| What is needed |
State how many lines of the entries include the string "potential", please, leaving out everything but the number.
━━━━━ Stored records
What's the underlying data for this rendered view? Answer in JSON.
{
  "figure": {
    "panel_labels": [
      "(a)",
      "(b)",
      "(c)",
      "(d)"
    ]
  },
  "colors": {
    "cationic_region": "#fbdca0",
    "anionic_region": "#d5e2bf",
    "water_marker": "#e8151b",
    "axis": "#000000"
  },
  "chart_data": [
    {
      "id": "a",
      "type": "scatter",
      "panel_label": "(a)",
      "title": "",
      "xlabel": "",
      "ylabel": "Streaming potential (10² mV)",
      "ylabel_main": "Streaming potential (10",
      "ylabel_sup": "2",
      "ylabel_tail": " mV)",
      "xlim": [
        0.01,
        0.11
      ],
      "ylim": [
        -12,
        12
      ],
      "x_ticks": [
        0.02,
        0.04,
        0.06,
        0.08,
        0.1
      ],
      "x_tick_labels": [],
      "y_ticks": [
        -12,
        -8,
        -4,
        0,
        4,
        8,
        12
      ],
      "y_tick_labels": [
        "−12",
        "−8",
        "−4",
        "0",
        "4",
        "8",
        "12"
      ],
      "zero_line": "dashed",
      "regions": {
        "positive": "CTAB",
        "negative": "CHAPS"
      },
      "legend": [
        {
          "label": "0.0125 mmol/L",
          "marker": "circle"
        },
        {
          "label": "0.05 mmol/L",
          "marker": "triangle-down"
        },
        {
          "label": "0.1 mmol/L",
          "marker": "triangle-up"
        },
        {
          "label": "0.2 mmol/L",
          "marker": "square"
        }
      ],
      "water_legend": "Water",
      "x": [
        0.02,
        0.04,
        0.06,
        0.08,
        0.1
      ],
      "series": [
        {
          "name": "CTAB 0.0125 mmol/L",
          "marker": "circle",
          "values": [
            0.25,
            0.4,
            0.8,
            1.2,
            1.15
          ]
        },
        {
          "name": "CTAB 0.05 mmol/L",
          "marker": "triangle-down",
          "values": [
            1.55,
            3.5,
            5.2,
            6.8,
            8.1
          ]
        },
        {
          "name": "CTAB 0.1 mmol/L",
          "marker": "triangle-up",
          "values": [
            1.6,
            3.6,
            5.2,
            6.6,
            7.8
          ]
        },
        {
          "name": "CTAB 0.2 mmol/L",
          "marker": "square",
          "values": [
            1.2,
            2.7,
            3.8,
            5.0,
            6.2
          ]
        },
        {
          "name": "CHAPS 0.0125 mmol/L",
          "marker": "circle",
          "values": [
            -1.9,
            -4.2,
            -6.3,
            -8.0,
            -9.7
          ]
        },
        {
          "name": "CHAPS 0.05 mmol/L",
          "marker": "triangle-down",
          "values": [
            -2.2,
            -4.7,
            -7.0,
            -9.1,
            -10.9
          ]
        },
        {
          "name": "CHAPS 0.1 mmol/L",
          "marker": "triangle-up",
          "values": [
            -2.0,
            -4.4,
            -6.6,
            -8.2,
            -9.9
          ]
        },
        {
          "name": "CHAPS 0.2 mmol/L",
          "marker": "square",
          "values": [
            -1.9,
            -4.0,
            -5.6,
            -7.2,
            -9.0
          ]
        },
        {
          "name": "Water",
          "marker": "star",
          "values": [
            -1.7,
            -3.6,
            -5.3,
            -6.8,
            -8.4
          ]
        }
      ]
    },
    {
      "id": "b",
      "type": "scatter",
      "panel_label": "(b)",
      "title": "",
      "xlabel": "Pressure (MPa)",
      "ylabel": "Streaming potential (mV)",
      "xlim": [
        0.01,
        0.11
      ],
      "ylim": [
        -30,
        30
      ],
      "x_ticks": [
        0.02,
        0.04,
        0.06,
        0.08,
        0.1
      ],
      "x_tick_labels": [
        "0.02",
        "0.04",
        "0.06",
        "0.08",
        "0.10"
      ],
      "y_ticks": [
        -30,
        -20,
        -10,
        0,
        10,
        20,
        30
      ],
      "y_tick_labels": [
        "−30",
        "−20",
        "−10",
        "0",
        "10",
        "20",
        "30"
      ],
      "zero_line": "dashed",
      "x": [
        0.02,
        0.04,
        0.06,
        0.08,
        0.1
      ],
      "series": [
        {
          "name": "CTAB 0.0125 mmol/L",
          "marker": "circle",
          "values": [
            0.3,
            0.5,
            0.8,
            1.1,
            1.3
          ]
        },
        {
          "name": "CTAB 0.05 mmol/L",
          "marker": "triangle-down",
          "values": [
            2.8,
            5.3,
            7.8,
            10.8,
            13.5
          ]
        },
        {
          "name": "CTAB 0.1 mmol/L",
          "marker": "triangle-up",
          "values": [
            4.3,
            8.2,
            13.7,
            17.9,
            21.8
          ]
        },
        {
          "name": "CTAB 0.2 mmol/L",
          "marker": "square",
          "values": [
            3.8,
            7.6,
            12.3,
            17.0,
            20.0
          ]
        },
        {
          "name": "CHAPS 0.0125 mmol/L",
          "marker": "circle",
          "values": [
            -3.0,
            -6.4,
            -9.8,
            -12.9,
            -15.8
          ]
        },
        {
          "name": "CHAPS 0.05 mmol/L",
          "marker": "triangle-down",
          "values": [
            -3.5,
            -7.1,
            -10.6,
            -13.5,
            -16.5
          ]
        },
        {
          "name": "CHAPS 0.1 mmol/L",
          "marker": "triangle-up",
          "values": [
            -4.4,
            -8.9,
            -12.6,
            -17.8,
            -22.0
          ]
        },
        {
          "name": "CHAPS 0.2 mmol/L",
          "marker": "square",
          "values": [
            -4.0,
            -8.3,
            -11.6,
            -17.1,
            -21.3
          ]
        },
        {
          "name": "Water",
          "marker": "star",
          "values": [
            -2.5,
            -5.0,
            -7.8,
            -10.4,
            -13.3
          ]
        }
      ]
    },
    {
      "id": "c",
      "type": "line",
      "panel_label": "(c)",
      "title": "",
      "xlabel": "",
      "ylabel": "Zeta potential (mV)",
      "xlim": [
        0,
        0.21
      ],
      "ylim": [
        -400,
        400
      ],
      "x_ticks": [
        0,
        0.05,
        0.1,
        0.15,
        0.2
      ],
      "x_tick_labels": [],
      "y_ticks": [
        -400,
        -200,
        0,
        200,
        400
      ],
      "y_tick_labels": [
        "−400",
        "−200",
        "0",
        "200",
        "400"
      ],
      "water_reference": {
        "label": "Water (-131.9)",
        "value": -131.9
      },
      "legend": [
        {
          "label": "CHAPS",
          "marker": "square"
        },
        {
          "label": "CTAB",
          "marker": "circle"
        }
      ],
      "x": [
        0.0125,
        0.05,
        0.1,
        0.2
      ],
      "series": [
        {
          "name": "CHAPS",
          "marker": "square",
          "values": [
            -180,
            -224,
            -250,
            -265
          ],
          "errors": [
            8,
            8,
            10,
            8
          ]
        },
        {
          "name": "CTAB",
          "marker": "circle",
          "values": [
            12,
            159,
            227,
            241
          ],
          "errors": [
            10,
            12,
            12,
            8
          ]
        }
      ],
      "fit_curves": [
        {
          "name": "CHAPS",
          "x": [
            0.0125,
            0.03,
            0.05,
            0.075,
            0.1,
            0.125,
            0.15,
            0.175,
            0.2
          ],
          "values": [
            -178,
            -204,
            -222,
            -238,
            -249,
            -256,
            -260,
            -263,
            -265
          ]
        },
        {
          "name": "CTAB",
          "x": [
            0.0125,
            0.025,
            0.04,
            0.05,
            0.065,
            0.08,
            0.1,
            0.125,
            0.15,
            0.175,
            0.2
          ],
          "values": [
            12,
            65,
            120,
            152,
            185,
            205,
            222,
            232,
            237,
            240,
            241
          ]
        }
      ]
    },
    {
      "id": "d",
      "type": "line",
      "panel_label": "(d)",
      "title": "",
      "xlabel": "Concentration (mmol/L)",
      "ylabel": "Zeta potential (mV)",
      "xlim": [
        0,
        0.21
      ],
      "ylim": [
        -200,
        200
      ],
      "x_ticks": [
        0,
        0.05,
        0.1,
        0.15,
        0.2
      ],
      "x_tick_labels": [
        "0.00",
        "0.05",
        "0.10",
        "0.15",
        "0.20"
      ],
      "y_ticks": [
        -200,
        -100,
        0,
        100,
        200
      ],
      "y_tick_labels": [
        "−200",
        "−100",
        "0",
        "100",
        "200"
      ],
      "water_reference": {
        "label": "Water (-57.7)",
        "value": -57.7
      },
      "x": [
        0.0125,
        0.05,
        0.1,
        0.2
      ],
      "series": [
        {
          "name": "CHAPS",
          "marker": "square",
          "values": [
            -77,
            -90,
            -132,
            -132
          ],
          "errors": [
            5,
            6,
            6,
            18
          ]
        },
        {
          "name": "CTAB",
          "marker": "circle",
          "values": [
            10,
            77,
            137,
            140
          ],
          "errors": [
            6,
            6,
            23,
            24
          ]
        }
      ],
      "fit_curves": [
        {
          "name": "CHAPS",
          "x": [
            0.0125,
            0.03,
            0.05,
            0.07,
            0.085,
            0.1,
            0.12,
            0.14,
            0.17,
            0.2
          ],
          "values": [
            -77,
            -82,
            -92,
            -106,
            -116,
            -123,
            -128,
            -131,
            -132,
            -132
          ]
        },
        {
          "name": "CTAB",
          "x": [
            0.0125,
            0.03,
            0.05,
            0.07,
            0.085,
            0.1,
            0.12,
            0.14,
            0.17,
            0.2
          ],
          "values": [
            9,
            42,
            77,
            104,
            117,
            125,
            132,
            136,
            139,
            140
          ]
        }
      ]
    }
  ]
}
━━━━━━━━━━
| Answer to this problem |
5